(Stored records)
* * * * * * *

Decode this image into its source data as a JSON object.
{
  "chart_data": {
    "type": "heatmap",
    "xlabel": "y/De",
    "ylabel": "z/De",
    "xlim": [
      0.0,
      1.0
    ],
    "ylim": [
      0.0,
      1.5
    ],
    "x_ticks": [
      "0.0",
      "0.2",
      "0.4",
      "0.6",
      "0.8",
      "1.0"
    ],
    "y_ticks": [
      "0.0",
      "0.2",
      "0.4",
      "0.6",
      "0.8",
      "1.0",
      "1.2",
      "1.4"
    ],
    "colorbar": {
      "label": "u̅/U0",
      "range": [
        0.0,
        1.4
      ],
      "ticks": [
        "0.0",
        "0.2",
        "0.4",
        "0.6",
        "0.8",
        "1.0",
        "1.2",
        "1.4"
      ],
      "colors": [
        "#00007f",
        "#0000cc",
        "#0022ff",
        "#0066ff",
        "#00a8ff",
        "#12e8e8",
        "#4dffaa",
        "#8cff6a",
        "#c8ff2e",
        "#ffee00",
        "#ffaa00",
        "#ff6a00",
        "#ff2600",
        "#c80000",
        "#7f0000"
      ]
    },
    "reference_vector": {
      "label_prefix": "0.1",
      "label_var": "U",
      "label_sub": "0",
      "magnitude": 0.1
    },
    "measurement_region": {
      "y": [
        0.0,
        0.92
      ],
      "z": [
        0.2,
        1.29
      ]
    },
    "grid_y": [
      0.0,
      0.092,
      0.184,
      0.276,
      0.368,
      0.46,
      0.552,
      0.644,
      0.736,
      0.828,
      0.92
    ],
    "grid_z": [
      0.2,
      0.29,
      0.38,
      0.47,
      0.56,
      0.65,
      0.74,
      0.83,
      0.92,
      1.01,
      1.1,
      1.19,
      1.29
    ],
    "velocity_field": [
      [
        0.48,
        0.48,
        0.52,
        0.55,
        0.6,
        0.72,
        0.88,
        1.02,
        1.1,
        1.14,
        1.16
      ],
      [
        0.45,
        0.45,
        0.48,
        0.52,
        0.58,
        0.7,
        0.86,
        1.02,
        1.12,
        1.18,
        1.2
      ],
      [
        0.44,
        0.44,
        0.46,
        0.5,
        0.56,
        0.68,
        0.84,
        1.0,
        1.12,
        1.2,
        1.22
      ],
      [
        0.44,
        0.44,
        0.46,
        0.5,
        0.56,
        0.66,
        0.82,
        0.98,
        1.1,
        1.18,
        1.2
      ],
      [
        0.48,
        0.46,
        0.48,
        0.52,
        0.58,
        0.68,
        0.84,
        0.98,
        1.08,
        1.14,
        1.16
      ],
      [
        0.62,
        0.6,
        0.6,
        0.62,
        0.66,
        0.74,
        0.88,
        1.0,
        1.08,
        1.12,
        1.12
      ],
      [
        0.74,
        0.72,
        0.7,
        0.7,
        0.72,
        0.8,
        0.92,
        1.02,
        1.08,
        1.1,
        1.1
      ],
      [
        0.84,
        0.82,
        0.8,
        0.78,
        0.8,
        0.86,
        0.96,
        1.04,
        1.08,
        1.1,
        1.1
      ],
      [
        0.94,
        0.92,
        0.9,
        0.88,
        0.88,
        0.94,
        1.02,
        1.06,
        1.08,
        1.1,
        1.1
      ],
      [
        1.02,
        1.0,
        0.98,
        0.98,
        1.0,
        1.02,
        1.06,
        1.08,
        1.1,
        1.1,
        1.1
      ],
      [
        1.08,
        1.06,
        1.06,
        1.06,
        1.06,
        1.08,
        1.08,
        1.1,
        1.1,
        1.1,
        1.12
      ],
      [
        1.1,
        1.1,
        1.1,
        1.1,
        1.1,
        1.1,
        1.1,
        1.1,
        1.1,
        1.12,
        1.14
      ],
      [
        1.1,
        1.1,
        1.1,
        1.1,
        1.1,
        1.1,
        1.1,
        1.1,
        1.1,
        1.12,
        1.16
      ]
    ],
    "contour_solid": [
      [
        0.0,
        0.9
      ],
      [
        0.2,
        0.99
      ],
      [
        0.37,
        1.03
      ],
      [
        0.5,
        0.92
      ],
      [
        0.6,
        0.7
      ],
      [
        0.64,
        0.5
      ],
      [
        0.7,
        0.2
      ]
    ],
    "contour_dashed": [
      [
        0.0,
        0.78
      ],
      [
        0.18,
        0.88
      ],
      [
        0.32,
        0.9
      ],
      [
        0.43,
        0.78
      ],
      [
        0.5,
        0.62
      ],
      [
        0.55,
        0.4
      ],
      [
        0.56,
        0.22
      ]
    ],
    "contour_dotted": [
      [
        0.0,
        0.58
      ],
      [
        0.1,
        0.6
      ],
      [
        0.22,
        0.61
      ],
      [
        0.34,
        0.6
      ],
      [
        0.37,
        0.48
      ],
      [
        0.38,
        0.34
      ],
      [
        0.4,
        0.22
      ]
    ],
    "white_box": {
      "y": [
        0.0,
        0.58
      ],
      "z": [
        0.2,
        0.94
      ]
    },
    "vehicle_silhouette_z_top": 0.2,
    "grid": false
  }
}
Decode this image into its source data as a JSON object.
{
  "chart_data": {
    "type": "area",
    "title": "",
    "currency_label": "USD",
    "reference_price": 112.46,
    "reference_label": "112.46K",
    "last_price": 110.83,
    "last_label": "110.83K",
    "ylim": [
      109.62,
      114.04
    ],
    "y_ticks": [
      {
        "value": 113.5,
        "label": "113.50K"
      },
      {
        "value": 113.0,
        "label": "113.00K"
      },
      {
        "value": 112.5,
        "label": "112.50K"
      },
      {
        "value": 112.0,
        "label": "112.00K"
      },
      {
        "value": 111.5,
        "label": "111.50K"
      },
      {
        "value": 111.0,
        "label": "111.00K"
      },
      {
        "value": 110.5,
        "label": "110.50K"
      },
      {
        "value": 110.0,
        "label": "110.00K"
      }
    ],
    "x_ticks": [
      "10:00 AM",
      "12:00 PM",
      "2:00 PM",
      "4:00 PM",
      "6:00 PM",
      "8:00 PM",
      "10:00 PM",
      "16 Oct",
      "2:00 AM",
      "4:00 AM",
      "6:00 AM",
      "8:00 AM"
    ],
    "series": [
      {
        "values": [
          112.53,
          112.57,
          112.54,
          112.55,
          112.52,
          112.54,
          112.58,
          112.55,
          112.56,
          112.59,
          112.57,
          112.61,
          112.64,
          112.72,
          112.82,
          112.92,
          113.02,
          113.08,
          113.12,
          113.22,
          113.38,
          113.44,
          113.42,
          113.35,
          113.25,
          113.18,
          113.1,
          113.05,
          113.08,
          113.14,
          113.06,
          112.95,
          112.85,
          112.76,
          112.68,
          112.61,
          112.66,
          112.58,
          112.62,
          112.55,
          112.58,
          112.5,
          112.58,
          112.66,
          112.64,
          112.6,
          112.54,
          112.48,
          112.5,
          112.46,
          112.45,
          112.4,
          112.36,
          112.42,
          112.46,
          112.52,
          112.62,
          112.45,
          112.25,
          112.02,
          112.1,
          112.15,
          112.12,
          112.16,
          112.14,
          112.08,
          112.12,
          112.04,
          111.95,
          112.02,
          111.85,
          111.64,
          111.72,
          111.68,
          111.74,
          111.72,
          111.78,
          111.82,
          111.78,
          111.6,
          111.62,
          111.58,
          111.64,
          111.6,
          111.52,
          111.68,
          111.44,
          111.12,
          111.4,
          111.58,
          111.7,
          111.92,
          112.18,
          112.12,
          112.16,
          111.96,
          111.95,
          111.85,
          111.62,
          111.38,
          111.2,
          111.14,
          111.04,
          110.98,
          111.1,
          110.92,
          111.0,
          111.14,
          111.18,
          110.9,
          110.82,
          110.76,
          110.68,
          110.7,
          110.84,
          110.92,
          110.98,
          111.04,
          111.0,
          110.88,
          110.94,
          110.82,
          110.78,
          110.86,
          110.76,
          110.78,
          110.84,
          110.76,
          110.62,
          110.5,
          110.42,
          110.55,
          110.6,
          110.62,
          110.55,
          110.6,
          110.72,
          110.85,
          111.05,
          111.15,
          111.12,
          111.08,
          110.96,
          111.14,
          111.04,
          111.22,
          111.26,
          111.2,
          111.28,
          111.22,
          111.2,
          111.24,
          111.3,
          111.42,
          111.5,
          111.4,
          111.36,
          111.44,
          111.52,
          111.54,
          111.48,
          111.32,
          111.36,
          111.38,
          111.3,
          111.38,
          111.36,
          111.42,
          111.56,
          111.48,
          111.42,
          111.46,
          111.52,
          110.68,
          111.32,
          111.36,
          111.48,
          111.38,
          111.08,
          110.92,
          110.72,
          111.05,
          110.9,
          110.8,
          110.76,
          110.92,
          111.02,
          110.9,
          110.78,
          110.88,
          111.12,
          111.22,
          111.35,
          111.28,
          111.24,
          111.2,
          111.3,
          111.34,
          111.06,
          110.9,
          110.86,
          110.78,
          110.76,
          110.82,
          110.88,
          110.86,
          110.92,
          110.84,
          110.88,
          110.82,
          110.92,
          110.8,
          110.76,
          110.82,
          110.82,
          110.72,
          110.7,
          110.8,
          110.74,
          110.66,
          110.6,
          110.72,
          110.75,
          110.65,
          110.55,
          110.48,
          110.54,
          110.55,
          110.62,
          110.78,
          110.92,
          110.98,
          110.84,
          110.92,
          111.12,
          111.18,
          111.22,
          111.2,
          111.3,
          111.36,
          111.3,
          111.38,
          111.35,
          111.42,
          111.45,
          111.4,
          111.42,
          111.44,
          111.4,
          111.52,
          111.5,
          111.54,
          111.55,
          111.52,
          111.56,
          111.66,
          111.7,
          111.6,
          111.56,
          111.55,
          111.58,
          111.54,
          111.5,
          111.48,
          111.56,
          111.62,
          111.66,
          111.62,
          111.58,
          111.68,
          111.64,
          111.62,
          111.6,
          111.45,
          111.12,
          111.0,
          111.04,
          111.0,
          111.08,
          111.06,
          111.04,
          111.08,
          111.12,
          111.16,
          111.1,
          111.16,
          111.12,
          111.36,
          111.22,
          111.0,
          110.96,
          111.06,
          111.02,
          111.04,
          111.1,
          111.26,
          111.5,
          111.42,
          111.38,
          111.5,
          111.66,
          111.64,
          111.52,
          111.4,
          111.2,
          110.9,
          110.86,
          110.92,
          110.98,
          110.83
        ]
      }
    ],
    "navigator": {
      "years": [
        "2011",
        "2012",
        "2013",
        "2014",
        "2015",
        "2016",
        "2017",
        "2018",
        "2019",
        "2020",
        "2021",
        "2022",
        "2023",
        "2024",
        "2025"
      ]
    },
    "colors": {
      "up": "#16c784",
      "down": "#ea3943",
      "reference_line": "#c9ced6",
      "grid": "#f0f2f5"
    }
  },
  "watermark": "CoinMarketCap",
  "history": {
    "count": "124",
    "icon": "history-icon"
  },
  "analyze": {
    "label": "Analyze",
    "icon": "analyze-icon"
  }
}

* * * * * * *

## WHAT THE TASK ASKS
Gather up the lines that contain the word "icon".

## WORKED SOLUTION
    "icon": "history-icon"
    "icon": "analyze-icon"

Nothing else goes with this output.